**Records**.

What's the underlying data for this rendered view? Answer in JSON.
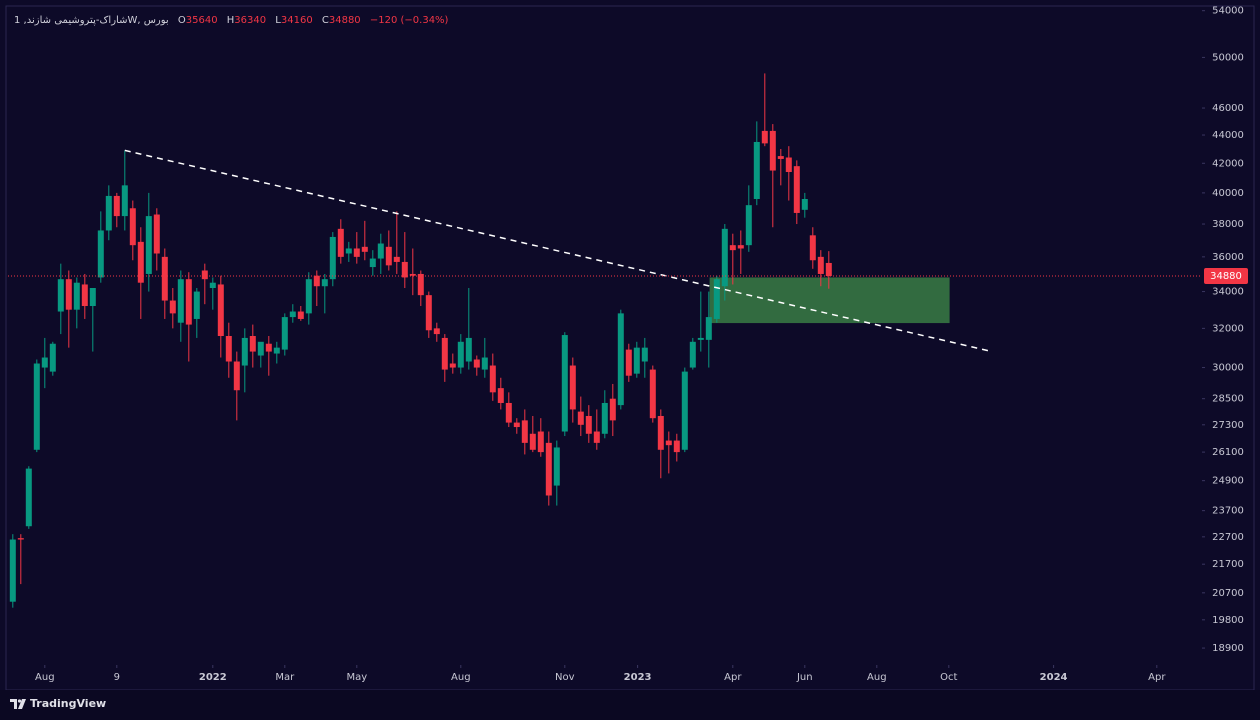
{
  "chart_data": {
    "type": "candlestick",
    "symbol": "شاراک-پتروشیمی شازند, 1W, بورس",
    "ohlc_labels": [
      "O",
      "H",
      "L",
      "C"
    ],
    "change_text": "−120 (−0.34%)",
    "up_color": "#089981",
    "down_color": "#f23645",
    "log_scale": true,
    "xlim": [
      -0.6,
      148.4
    ],
    "ylim": [
      18380,
      54240
    ],
    "xticks": [
      {
        "value": 4,
        "label": "Aug"
      },
      {
        "value": 13,
        "label": "9"
      },
      {
        "value": 25,
        "label": "2022"
      },
      {
        "value": 34,
        "label": "Mar"
      },
      {
        "value": 43,
        "label": "May"
      },
      {
        "value": 56,
        "label": "Aug"
      },
      {
        "value": 69,
        "label": "Nov"
      },
      {
        "value": 78.1,
        "label": "2023"
      },
      {
        "value": 90,
        "label": "Apr"
      },
      {
        "value": 99,
        "label": "Jun"
      },
      {
        "value": 108,
        "label": "Aug"
      },
      {
        "value": 117,
        "label": "Oct"
      },
      {
        "value": 130.1,
        "label": "2024"
      },
      {
        "value": 143,
        "label": "Apr"
      }
    ],
    "yticks": [
      18900,
      19800,
      20700,
      21700,
      22700,
      23700,
      24900,
      26100,
      27300,
      28500,
      30000,
      32000,
      34000,
      36000,
      38000,
      40000,
      42000,
      44000,
      46000,
      50000,
      54000
    ],
    "ohlc": [
      [
        20400,
        22800,
        20200,
        22600
      ],
      [
        22650,
        22800,
        21000,
        22600
      ],
      [
        23100,
        25500,
        23000,
        25400
      ],
      [
        26200,
        30400,
        26100,
        30200
      ],
      [
        30000,
        31500,
        29000,
        30500
      ],
      [
        29800,
        31300,
        29600,
        31200
      ],
      [
        32900,
        35600,
        31700,
        34700
      ],
      [
        34700,
        35200,
        31000,
        33000
      ],
      [
        33000,
        34800,
        32000,
        34500
      ],
      [
        34400,
        35000,
        32500,
        33200
      ],
      [
        33200,
        34000,
        30800,
        34200
      ],
      [
        34800,
        38800,
        34500,
        37600
      ],
      [
        37600,
        40500,
        37000,
        39800
      ],
      [
        39800,
        40000,
        37800,
        38500
      ],
      [
        38500,
        42900,
        37600,
        40500
      ],
      [
        39000,
        39500,
        35800,
        36700
      ],
      [
        36900,
        37800,
        32500,
        34500
      ],
      [
        35000,
        40000,
        34000,
        38500
      ],
      [
        38600,
        39000,
        35200,
        36200
      ],
      [
        36000,
        36500,
        32500,
        33500
      ],
      [
        33500,
        34200,
        32000,
        32800
      ],
      [
        32300,
        35200,
        31300,
        34700
      ],
      [
        34700,
        35100,
        30300,
        32200
      ],
      [
        32500,
        34200,
        31500,
        34000
      ],
      [
        35200,
        35600,
        33300,
        34700
      ],
      [
        34200,
        34800,
        33000,
        34500
      ],
      [
        34400,
        34900,
        30500,
        31600
      ],
      [
        31600,
        32300,
        29500,
        30300
      ],
      [
        30300,
        30800,
        27500,
        28900
      ],
      [
        30100,
        32000,
        28800,
        31500
      ],
      [
        31600,
        32200,
        30000,
        30800
      ],
      [
        30600,
        31200,
        30000,
        31300
      ],
      [
        31200,
        31600,
        29600,
        30800
      ],
      [
        30700,
        31300,
        30200,
        31000
      ],
      [
        30900,
        32800,
        30600,
        32600
      ],
      [
        32600,
        33300,
        32300,
        32900
      ],
      [
        32900,
        33200,
        32400,
        32500
      ],
      [
        32800,
        35100,
        32200,
        34700
      ],
      [
        34900,
        35200,
        33200,
        34300
      ],
      [
        34300,
        35000,
        32800,
        34700
      ],
      [
        34700,
        37500,
        34300,
        37200
      ],
      [
        37700,
        38300,
        35600,
        36000
      ],
      [
        36200,
        36900,
        35700,
        36500
      ],
      [
        36500,
        37500,
        35600,
        36000
      ],
      [
        36600,
        38200,
        35800,
        36300
      ],
      [
        35400,
        36400,
        34900,
        35900
      ],
      [
        35900,
        37400,
        35000,
        36800
      ],
      [
        36600,
        37600,
        35200,
        35500
      ],
      [
        36000,
        38800,
        35000,
        35700
      ],
      [
        35700,
        37500,
        34200,
        34800
      ],
      [
        35000,
        36500,
        33800,
        34900
      ],
      [
        35000,
        35200,
        33200,
        33800
      ],
      [
        33800,
        34000,
        31500,
        31900
      ],
      [
        32000,
        32300,
        31300,
        31700
      ],
      [
        31500,
        31700,
        29300,
        29900
      ],
      [
        30200,
        30700,
        29700,
        30000
      ],
      [
        30000,
        31700,
        29700,
        31300
      ],
      [
        30300,
        34200,
        29900,
        31500
      ],
      [
        30400,
        30600,
        29600,
        30000
      ],
      [
        29900,
        31500,
        29500,
        30500
      ],
      [
        30100,
        30700,
        28400,
        28800
      ],
      [
        29000,
        29500,
        28000,
        28300
      ],
      [
        28300,
        28800,
        27200,
        27400
      ],
      [
        27400,
        27600,
        26900,
        27200
      ],
      [
        27500,
        28000,
        26000,
        26500
      ],
      [
        26900,
        27700,
        26100,
        26200
      ],
      [
        27000,
        27600,
        25900,
        26100
      ],
      [
        26500,
        27000,
        23900,
        24300
      ],
      [
        24700,
        26600,
        23900,
        26300
      ],
      [
        27000,
        31800,
        26800,
        31650
      ],
      [
        30100,
        30500,
        27400,
        28000
      ],
      [
        27900,
        28600,
        26800,
        27300
      ],
      [
        27700,
        28200,
        26500,
        26900
      ],
      [
        27000,
        28000,
        26200,
        26500
      ],
      [
        26900,
        28900,
        26700,
        28300
      ],
      [
        28500,
        29200,
        26800,
        27500
      ],
      [
        28200,
        33000,
        28000,
        32800
      ],
      [
        30900,
        31200,
        29300,
        29600
      ],
      [
        29700,
        31300,
        29500,
        31000
      ],
      [
        30300,
        31500,
        29500,
        31000
      ],
      [
        29900,
        30100,
        27400,
        27600
      ],
      [
        27700,
        28000,
        25000,
        26200
      ],
      [
        26600,
        27000,
        25200,
        26400
      ],
      [
        26600,
        26900,
        25700,
        26100
      ],
      [
        26200,
        30000,
        26100,
        29800
      ],
      [
        30000,
        31500,
        29900,
        31300
      ],
      [
        31400,
        34000,
        30800,
        31500
      ],
      [
        31400,
        34000,
        30000,
        32600
      ],
      [
        32500,
        34900,
        32300,
        34700
      ],
      [
        34300,
        38000,
        33500,
        37700
      ],
      [
        36700,
        37400,
        34400,
        36400
      ],
      [
        36700,
        37600,
        35000,
        36500
      ],
      [
        36700,
        40500,
        36300,
        39200
      ],
      [
        39600,
        45000,
        39200,
        43500
      ],
      [
        44300,
        48700,
        43200,
        43400
      ],
      [
        44300,
        44800,
        37800,
        41500
      ],
      [
        42500,
        43000,
        40500,
        42300
      ],
      [
        42400,
        43200,
        39500,
        41400
      ],
      [
        41800,
        42200,
        38000,
        38700
      ],
      [
        38900,
        40000,
        38400,
        39600
      ],
      [
        37300,
        37800,
        35300,
        35800
      ],
      [
        36000,
        36400,
        34300,
        35000
      ],
      [
        35640,
        36340,
        34160,
        34880
      ]
    ],
    "trendline": [
      [
        14,
        42900
      ],
      [
        122.1,
        30830
      ]
    ],
    "zone": {
      "x": [
        87.1,
        117.1
      ],
      "y": [
        32280,
        34800
      ],
      "color": "#3a7d44"
    },
    "branding": "TradingView"
  }
}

**What you will do**. Copy each line exactly, and leave the pictures out of your copy.

**Exercise answer**.
What's the underlying data for this rendered view? Answer in JSON.
{
  "chart_data": {
    "type": "candlestick",
    "symbol": "شاراک-پتروشیمی شازند, 1W, بورس",
    "ohlc_labels": [
      "O",
      "H",
      "L",
      "C"
    ],
    "change_text": "−120 (−0.34%)",
    "up_color": "#089981",
    "down_color": "#f23645",
    "log_scale": true,
    "xlim": [
      -0.6,
      148.4
    ],
    "ylim": [
      18380,
      54240
    ],
    "xticks": [
      {
        "value": 4,
        "label": "Aug"
      },
      {
        "value": 13,
        "label": "9"
      },
      {
        "value": 25,
        "label": "2022"
      },
      {
        "value": 34,
        "label": "Mar"
      },
      {
        "value": 43,
        "label": "May"
      },
      {
        "value": 56,
        "label": "Aug"
      },
      {
        "value": 69,
        "label": "Nov"
      },
      {
        "value": 78.1,
        "label": "2023"
      },
      {
        "value": 90,
        "label": "Apr"
      },
      {
        "value": 99,
        "label": "Jun"
      },
      {
        "value": 108,
        "label": "Aug"
      },
      {
        "value": 117,
        "label": "Oct"
      },
      {
        "value": 130.1,
        "label": "2024"
      },
      {
        "value": 143,
        "label": "Apr"
      }
    ],
    "yticks": [
      18900,
      19800,
      20700,
      21700,
      22700,
      23700,
      24900,
      26100,
      27300,
      28500,
      30000,
      32000,
      34000,
      36000,
      38000,
      40000,
      42000,
      44000,
      46000,
      50000,
      54000
    ],
    "ohlc": [
      [
        20400,
        22800,
        20200,
        22600
      ],
      [
        22650,
        22800,
        21000,
        22600
      ],
      [
        23100,
        25500,
        23000,
        25400
      ],
      [
        26200,
        30400,
        26100,
        30200
      ],
      [
        30000,
        31500,
        29000,
        30500
      ],
      [
        29800,
        31300,
        29600,
        31200
      ],
      [
        32900,
        35600,
        31700,
        34700
      ],
      [
        34700,
        35200,
        31000,
        33000
      ],
      [
        33000,
        34800,
        32000,
        34500
      ],
      [
        34400,
        35000,
        32500,
        33200
      ],
      [
        33200,
        34000,
        30800,
        34200
      ],
      [
        34800,
        38800,
        34500,
        37600
      ],
      [
        37600,
        40500,
        37000,
        39800
      ],
      [
        39800,
        40000,
        37800,
        38500
      ],
      [
        38500,
        42900,
        37600,
        40500
      ],
      [
        39000,
        39500,
        35800,
        36700
      ],
      [
        36900,
        37800,
        32500,
        34500
      ],
      [
        35000,
        40000,
        34000,
        38500
      ],
      [
        38600,
        39000,
        35200,
        36200
      ],
      [
        36000,
        36500,
        32500,
        33500
      ],
      [
        33500,
        34200,
        32000,
        32800
      ],
      [
        32300,
        35200,
        31300,
        34700
      ],
      [
        34700,
        35100,
        30300,
        32200
      ],
      [
        32500,
        34200,
        31500,
        34000
      ],
      [
        35200,
        35600,
        33300,
        34700
      ],
      [
        34200,
        34800,
        33000,
        34500
      ],
      [
        34400,
        34900,
        30500,
        31600
      ],
      [
        31600,
        32300,
        29500,
        30300
      ],
      [
        30300,
        30800,
        27500,
        28900
      ],
      [
        30100,
        32000,
        28800,
        31500
      ],
      [
        31600,
        32200,
        30000,
        30800
      ],
      [
        30600,
        31200,
        30000,
        31300
      ],
      [
        31200,
        31600,
        29600,
        30800
      ],
      [
        30700,
        31300,
        30200,
        31000
      ],
      [
        30900,
        32800,
        30600,
        32600
      ],
      [
        32600,
        33300,
        32300,
        32900
      ],
      [
        32900,
        33200,
        32400,
        32500
      ],
      [
        32800,
        35100,
        32200,
        34700
      ],
      [
        34900,
        35200,
        33200,
        34300
      ],
      [
        34300,
        35000,
        32800,
        34700
      ],
      [
        34700,
        37500,
        34300,
        37200
      ],
      [
        37700,
        38300,
        35600,
        36000
      ],
      [
        36200,
        36900,
        35700,
        36500
      ],
      [
        36500,
        37500,
        35600,
        36000
      ],
      [
        36600,
        38200,
        35800,
        36300
      ],
      [
        35400,
        36400,
        34900,
        35900
      ],
      [
        35900,
        37400,
        35000,
        36800
      ],
      [
        36600,
        37600,
        35200,
        35500
      ],
      [
        36000,
        38800,
        35000,
        35700
      ],
      [
        35700,
        37500,
        34200,
        34800
      ],
      [
        35000,
        36500,
        33800,
        34900
      ],
      [
        35000,
        35200,
        33200,
        33800
      ],
      [
        33800,
        34000,
        31500,
        31900
      ],
      [
        32000,
        32300,
        31300,
        31700
      ],
      [
        31500,
        31700,
        29300,
        29900
      ],
      [
        30200,
        30700,
        29700,
        30000
      ],
      [
        30000,
        31700,
        29700,
        31300
      ],
      [
        30300,
        34200,
        29900,
        31500
      ],
      [
        30400,
        30600,
        29600,
        30000
      ],
      [
        29900,
        31500,
        29500,
        30500
      ],
      [
        30100,
        30700,
        28400,
        28800
      ],
      [
        29000,
        29500,
        28000,
        28300
      ],
      [
        28300,
        28800,
        27200,
        27400
      ],
      [
        27400,
        27600,
        26900,
        27200
      ],
      [
        27500,
        28000,
        26000,
        26500
      ],
      [
        26900,
        27700,
        26100,
        26200
      ],
      [
        27000,
        27600,
        25900,
        26100
      ],
      [
        26500,
        27000,
        23900,
        24300
      ],
      [
        24700,
        26600,
        23900,
        26300
      ],
      [
        27000,
        31800,
        26800,
        31650
      ],
      [
        30100,
        30500,
        27400,
        28000
      ],
      [
        27900,
        28600,
        26800,
        27300
      ],
      [
        27700,
        28200,
        26500,
        26900
      ],
      [
        27000,
        28000,
        26200,
        26500
      ],
      [
        26900,
        28900,
        26700,
        28300
      ],
      [
        28500,
        29200,
        26800,
        27500
      ],
      [
        28200,
        33000,
        28000,
        32800
      ],
      [
        30900,
        31200,
        29300,
        29600
      ],
      [
        29700,
        31300,
        29500,
        31000
      ],
      [
        30300,
        31500,
        29500,
        31000
      ],
      [
        29900,
        30100,
        27400,
        27600
      ],
      [
        27700,
        28000,
        25000,
        26200
      ],
      [
        26600,
        27000,
        25200,
        26400
      ],
      [
        26600,
        26900,
        25700,
        26100
      ],
      [
        26200,
        30000,
        26100,
        29800
      ],
      [
        30000,
        31500,
        29900,
        31300
      ],
      [
        31400,
        34000,
        30800,
        31500
      ],
      [
        31400,
        34000,
        30000,
        32600
      ],
      [
        32500,
        34900,
        32300,
        34700
      ],
      [
        34300,
        38000,
        33500,
        37700
      ],
      [
        36700,
        37400,
        34400,
        36400
      ],
      [
        36700,
        37600,
        35000,
        36500
      ],
      [
        36700,
        40500,
        36300,
        39200
      ],
      [
        39600,
        45000,
        39200,
        43500
      ],
      [
        44300,
        48700,
        43200,
        43400
      ],
      [
        44300,
        44800,
        37800,
        41500
      ],
      [
        42500,
        43000,
        40500,
        42300
      ],
      [
        42400,
        43200,
        39500,
        41400
      ],
      [
        41800,
        42200,
        38000,
        38700
      ],
      [
        38900,
        40000,
        38400,
        39600
      ],
      [
        37300,
        37800,
        35300,
        35800
      ],
      [
        36000,
        36400,
        34300,
        35000
      ],
      [
        35640,
        36340,
        34160,
        34880
      ]
    ],
    "trendline": [
      [
        14,
        42900
      ],
      [
        122.1,
        30830
      ]
    ],
    "zone": {
      "x": [
        87.1,
        117.1
      ],
      "y": [
        32280,
        34800
      ],
      "color": "#3a7d44"
    },
    "branding": "TradingView"
  }
}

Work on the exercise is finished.